**EXERCISE TASK 1**
Copy word for word the part of the real estate investing text that opens with the words containing "A good cash-on-cash" and closes with "these individual costs.".

=== TEXT EXTRACT ===

A good cash-on-cash return goal is around 8% to 12% if you’re looking to earn a profit. Remember that this doesn’t include additional expenses like mortgage payments or emergency repairs. 

The 50% Rule

The 50% rule is another great and basic way to determine the profitability of your investment. To earn profits, you’ll want to save 50% of your income to cover property expenses. So, if you have a rental property earning $3,000 per month, you’ll want to save $1,500. Use this portion to cover the costs and the other half to pay your loan and put money in your pocket. Typical expenses include property marketing, maintenance, inspections, and more. However, with property management companies in Philadelphia, you don’t have to worry about these individual costs. 

The 10% Rule

One helpful tool that can help investors buy real estate is the 10% rule, which is actually a set of three rules. If you’re looking to earn income from your properties, you’ll want to follow these three rules: 

  • Don’t Put More Than 10% Down- Although it’s not recommended for everyone, some seasoned investors use 10% of the investment price as a down payment.
  • Buy at Least 10% Under Market Price- If you’re following the 10% rule, you’ll want to avoid properties priced higher than 10% under value.

=== DATA EXTRACT ===

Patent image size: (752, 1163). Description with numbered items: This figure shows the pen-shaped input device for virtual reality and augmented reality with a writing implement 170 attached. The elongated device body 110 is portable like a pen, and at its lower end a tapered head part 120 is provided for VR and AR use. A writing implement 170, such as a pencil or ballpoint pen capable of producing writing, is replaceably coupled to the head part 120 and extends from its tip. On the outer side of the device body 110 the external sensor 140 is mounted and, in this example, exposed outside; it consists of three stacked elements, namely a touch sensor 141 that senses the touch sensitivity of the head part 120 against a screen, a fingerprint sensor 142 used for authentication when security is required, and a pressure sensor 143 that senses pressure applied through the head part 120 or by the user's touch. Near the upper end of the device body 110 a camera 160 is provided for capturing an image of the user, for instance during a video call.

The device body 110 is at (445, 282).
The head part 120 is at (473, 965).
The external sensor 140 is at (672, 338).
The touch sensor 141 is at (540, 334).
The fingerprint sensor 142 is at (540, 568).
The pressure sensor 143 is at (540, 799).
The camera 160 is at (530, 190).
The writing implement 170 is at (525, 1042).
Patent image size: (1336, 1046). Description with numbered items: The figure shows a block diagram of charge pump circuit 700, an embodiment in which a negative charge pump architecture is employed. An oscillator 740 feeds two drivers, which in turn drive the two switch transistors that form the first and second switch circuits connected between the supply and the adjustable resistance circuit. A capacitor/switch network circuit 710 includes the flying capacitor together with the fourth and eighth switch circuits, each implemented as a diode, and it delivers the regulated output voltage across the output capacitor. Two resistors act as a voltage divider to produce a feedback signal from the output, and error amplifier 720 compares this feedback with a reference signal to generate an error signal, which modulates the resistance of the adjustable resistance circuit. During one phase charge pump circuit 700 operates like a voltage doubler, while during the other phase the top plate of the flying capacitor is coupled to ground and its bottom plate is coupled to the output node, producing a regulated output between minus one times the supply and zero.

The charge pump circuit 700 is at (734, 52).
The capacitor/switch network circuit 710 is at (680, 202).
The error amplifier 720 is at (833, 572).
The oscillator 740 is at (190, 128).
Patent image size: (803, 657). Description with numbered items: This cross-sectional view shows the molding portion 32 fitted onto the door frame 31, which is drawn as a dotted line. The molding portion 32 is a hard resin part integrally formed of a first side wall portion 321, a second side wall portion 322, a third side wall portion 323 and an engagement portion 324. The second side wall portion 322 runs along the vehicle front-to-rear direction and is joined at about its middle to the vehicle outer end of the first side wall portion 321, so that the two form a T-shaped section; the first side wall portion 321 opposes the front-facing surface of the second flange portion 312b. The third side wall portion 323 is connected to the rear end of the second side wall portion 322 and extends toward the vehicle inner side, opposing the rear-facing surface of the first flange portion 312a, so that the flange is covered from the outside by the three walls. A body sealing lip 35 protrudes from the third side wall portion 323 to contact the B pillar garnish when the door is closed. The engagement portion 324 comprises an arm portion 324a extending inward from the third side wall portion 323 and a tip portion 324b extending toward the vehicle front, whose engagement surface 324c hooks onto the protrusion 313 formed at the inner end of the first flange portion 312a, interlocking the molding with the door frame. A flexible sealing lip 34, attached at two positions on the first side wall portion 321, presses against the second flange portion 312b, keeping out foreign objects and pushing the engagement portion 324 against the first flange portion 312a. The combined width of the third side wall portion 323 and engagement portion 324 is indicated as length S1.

===

**EXERCISE TASK 2**
Present the listing as a numbered list with blank lines omitted, from its first line through the line that contains "The fingerprint sensor 142 is at (540, 568).".

**TASK RESULT 1**
A good cash-on-cash return goal is around 8% to 12% if you’re looking to earn a profit. Remember that this doesn’t include additional expenses like mortgage payments or emergency repairs. 

The 50% Rule

The 50% rule is another great and basic way to determine the profitability of your investment. To earn profits, you’ll want to save 50% of your income to cover property expenses. So, if you have a rental property earning $3,000 per month, you’ll want to save $1,500. Use this portion to cover the costs and the other half to pay your loan and put money in your pocket. Typical expenses include property marketing, maintenance, inspections, and more. However, with property management companies in Philadelphia, you don’t have to worry about these individual costs.

**TASK RESULT 2**
1. Patent image size: (752, 1163). Description with numbered items: This figure shows the pen-shaped input device for virtual reality and augmented reality with a writing implement 170 attached. The elongated device body 110 is portable like a pen, and at its lower end a tapered head part 120 is provided for VR and AR use. A writing implement 170, such as a pencil or ballpoint pen capable of producing writing, is replaceably coupled to the head part 120 and extends from its tip. On the outer side of the device body 110 the external sensor 140 is mounted and, in this example, exposed outside; it consists of three stacked elements, namely a touch sensor 141 that senses the touch sensitivity of the head part 120 against a screen, a fingerprint sensor 142 used for authentication when security is required, and a pressure sensor 143 that senses pressure applied through the head part 120 or by the user's touch. Near the upper end of the device body 110 a camera 160 is provided for capturing an image of the user, for instance during a video call.
2. The device body 110 is at (445, 282).
3. The head part 120 is at (473, 965).
4. The external sensor 140 is at (672, 338).
5. The touch sensor 141 is at (540, 334).
6. The fingerprint sensor 142 is at (540, 568).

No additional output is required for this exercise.